• WHAT THE EXERCISE ASKS: In the health care comment thread below, what chronic condition does the writer of the first comment say their child has?

(Beginning of EXCERPT PROVIDED)

Bluecoat – I AM my employer. I don’t expect anyone else to pay. And with a child with a chronic condition like diabetes, it simply isn’t feasible to only carry catastrophic coverage. And that’s just one kid.
But here’s where you and I have a fundamental difference of opinion that cannot be reconciled. Because I DO believe that access to basic healthcare should be a right in an advanced industrialized country like the USA, and that it is absolutely shameful that it isn’t. And frankly, all the GOP and Blue Dog Congresspeople who benefit from government healthcare yet rattle on about how they are fundamentally opposed to a public option make me sick with their hypocrisy. Let them try getting their health insurance on the so called “free” market.
So, I will ask again.
Will you read the bill and tell me exactly which points of the said bill will be good for the taxpayers? And why it is Constitutional?
Do the ends always have to justify the means with liberal socialists like yourself, and Damn the Constitution?
YOU DO WANT and expect someone else to pay, that is your hypocrisy!
You are not paying attention to other “industrialized” countries who have and are trying Nationalized healthcare. They are going bankrupt! And care is rationed!
In my view liberals like yourself aren’t happy until everyone is miserable.
And not only are we going to miserable, we will all be broke for this stupid utopian health care plan that won’t work.
If the idea was to make healthcare less expensive with the House and Senate versions, please read this bill and tell me what line item in either, is going to make that happen.
What will happen if this new plan will not pay for insulin because some government agency will rule that your kid is not worthy?
The language in this bill will become law as written. Their will be “death panel” and care will be rationed.
So Saramerica,
How many people are you going to hire if this health care plan passes?
Surely you will be hiring more, won’t you?
Do you hire people just so you can pay for their healthcare insurance?
Or do you hire people because their talents help you continue to live on the Gold Coast of CT?
If this passes say in July, taxes are going to be raised retroactively back to January 1, 2010 to start paying benefits starting in 2013 or 2014.
Are saving up?
How many books in the upscale coffee shops of Greenwich are you going to have to sell so you can pay for all those new employees health benefits?
For Saramerica,
While you are studying the Senate Health bill, keep this article handy.
Health care is not a right to be controlled by the Feds, Nancy Pelosi is wrong.
http://www.americanthinker.com/2009/11/no_health_care_in_the_constitu.html
>>How many people are you going to hire if this health care plan passes?
Not likely – take the link when you click her name or google her.
Sarah’s an author and writes commercially often with deadlines; she’s a classic case of “self – employed”.
She has an enormous monthly outgo for various meds (not her’s, not life-threatening, but expensive nonetheless.
I sympathize with her plight but don’t agree with her conclusion as to a solution.
ACR,
I do also sympathize. We have Medicare and Medicaid for people who need help, and both of those are on the brink of bankruptcy, and I can’t see how another Ponzi Scheme Government plan will fix that.
On a side note, I also see on her blog pages, that her kids get to go on yearly traditional over seas trip to London. Must be nice. I still don’t understand the persoanl need to write on a public website one’s whereabouts, your family details… etc.
Yeah. Must be SOOOOOO nice having a dad who lives 3000 miles away and only sees you a few weeks a year. Aren’t they just SOOOO lucky. Bet every kid wishes they could be that lucky. Save your fricking crocodile tears Bluecoat, and stop being so quick to make judgments of people you don’t even know.

(End of EXCERPT PROVIDED)
(Beginning of EXCERPTED RECORDS)

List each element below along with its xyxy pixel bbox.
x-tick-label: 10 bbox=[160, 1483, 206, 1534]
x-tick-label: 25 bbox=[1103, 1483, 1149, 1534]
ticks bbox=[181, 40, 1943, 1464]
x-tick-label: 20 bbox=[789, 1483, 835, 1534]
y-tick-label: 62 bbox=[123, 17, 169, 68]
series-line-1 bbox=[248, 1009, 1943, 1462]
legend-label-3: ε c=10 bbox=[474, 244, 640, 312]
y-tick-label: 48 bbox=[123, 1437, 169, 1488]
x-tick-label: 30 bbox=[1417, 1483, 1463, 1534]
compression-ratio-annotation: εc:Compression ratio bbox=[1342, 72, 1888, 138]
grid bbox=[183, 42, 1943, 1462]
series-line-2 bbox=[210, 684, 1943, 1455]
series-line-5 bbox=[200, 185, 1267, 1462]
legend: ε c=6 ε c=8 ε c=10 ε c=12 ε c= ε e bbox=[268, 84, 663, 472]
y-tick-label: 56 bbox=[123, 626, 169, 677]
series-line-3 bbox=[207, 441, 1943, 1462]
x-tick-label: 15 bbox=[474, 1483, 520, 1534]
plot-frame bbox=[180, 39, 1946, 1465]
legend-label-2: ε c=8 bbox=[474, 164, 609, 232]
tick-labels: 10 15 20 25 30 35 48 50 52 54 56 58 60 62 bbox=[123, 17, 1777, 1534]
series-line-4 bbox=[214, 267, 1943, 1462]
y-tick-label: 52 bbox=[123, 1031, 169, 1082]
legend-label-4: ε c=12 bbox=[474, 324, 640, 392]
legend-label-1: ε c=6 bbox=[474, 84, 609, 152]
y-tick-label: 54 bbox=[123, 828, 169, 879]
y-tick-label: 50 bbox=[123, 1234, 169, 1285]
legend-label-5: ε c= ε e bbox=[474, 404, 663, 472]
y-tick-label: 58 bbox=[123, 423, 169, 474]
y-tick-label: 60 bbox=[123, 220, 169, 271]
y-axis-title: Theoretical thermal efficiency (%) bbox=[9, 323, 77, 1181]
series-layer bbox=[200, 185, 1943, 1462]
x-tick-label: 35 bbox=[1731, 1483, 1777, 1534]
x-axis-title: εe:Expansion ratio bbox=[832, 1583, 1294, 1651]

(End of EXCERPTED RECORDS)

• SOLUTION TO THIS PROBLEM: Diabetes.